WORK TO COMPLETE
Reproduce verbatim the stretch of the listing below from its start through the line containing "paragraph: ‘You understand", including both ends.

[Layout records]
--*--
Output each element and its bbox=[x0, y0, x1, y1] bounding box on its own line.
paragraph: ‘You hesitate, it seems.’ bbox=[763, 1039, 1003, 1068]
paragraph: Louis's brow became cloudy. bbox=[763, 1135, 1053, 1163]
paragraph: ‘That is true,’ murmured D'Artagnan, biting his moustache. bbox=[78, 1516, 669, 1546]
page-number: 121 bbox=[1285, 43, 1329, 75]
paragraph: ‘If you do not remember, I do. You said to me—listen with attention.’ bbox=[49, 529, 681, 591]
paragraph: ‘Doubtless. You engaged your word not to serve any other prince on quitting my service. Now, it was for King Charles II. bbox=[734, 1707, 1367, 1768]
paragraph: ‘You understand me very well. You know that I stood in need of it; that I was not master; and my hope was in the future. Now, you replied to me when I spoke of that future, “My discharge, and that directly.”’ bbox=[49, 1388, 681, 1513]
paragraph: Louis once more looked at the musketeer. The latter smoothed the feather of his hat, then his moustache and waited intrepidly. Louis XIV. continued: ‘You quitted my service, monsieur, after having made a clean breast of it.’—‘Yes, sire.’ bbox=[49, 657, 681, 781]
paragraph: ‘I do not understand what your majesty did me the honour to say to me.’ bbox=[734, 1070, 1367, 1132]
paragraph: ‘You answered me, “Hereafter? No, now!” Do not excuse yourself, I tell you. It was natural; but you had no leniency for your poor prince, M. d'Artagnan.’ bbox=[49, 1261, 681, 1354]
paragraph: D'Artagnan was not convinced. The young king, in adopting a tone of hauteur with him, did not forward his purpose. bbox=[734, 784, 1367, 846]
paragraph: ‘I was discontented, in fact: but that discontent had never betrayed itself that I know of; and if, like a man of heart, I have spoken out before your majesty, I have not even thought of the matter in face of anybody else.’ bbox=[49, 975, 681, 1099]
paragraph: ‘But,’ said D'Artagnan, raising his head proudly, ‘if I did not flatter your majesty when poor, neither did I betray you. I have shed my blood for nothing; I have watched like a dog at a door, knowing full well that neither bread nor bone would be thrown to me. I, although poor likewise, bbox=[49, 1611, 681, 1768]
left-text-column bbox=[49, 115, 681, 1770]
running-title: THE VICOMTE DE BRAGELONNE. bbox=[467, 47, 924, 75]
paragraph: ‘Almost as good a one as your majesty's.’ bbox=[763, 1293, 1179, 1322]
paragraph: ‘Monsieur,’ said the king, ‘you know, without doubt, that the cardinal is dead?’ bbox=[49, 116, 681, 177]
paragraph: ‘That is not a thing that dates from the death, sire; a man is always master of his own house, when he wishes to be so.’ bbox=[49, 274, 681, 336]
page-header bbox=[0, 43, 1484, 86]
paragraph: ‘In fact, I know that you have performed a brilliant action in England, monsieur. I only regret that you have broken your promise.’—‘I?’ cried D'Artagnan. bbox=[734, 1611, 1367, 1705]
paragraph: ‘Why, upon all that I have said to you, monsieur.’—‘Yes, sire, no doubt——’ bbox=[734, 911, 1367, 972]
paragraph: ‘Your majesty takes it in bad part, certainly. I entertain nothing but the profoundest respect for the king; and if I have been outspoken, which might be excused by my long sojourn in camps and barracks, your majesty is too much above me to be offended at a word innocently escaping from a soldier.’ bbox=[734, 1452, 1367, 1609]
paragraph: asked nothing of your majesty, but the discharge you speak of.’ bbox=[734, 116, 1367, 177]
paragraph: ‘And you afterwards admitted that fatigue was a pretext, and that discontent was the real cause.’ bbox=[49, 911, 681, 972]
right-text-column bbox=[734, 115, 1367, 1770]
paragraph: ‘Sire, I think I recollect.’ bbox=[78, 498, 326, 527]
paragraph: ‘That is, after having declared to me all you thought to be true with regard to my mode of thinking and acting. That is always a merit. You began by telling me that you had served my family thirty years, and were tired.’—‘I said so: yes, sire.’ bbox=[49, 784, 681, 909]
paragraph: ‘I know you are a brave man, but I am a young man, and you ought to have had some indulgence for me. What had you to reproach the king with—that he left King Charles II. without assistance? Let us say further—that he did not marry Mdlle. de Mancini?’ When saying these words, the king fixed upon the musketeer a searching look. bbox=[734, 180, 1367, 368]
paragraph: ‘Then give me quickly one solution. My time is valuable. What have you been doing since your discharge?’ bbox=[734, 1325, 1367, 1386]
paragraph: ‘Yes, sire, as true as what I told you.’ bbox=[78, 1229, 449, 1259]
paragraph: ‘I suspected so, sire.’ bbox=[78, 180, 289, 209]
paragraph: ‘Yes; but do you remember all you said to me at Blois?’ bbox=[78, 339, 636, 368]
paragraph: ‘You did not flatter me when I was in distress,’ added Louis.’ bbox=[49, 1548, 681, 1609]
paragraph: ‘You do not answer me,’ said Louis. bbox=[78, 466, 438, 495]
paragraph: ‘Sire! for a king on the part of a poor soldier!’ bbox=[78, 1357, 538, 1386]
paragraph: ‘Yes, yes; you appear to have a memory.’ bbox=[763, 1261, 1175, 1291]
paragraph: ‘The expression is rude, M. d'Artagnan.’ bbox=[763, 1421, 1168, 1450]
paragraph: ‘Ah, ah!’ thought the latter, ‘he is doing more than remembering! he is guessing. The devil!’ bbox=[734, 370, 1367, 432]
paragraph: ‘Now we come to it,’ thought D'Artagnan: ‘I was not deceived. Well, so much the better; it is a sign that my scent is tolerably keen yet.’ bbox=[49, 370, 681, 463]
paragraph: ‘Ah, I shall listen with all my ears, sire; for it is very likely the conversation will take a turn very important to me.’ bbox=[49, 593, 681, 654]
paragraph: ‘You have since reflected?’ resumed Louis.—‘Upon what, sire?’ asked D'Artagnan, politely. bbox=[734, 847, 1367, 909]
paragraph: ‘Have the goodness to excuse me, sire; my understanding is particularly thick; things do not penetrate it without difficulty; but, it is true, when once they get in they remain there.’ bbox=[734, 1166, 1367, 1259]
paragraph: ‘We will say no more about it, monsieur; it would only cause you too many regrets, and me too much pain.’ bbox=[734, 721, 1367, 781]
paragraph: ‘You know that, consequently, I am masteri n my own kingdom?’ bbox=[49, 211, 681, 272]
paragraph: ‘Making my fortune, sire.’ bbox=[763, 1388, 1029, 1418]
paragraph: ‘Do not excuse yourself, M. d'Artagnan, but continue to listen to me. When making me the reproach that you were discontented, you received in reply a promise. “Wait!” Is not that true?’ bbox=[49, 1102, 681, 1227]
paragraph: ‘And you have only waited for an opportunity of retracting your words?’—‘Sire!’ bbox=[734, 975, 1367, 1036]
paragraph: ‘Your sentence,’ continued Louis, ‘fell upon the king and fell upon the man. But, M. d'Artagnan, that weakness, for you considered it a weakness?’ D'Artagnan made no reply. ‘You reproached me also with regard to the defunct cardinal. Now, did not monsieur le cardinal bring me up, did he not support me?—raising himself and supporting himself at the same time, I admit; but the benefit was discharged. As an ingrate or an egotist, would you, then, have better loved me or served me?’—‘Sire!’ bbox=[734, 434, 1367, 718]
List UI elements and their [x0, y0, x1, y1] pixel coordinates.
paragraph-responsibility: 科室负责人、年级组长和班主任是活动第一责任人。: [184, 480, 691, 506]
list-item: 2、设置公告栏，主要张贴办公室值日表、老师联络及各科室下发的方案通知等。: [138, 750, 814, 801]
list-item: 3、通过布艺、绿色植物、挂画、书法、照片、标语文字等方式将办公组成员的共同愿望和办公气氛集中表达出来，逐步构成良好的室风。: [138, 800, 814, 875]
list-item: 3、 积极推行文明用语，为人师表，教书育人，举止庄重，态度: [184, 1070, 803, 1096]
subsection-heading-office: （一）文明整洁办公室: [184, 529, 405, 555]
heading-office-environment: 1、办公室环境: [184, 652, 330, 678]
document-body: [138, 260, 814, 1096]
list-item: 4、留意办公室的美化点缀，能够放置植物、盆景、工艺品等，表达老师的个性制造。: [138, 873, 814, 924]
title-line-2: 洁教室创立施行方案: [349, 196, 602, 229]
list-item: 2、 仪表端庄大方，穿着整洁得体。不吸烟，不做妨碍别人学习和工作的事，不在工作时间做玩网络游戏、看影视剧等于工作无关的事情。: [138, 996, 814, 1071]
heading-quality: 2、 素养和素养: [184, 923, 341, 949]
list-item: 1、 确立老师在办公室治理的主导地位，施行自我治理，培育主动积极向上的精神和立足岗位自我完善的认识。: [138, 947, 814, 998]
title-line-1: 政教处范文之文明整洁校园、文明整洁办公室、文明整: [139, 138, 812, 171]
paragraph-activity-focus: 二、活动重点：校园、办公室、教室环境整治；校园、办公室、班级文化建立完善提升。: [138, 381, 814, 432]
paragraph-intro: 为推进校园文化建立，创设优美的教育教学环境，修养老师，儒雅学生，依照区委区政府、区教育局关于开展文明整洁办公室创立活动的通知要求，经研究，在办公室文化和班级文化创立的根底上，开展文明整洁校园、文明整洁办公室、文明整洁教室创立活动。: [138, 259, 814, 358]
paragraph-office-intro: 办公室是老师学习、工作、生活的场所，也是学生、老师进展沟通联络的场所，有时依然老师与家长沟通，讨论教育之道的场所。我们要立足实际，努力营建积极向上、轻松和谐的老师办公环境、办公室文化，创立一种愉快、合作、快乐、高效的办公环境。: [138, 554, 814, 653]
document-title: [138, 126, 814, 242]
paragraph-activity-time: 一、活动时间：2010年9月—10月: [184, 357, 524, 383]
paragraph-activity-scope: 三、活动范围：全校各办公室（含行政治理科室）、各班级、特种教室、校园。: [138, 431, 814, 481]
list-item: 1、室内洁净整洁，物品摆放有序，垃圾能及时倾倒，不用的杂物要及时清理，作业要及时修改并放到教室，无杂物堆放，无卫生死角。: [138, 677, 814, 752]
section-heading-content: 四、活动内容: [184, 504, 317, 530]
--*--
WRITTEN SOLUTION
Output each element and its bbox=[x0, y0, x1, y1] bounding box on its own line.
paragraph: ‘You hesitate, it seems.’ bbox=[763, 1039, 1003, 1068]
paragraph: Louis's brow became cloudy. bbox=[763, 1135, 1053, 1163]
paragraph: ‘That is true,’ murmured D'Artagnan, biting his moustache. bbox=[78, 1516, 669, 1546]
page-number: 121 bbox=[1285, 43, 1329, 75]
paragraph: ‘If you do not remember, I do. You said to me—listen with attention.’ bbox=[49, 529, 681, 591]
paragraph: ‘Doubtless. You engaged your word not to serve any other prince on quitting my service. Now, it was for King Charles II. bbox=[734, 1707, 1367, 1768]
paragraph: ‘You understand me very well. You know that I stood in need of it; that I was not master; and my hope was in the future. Now, you replied to me when I spoke of that future, “My discharge, and that directly.”’ bbox=[49, 1388, 681, 1513]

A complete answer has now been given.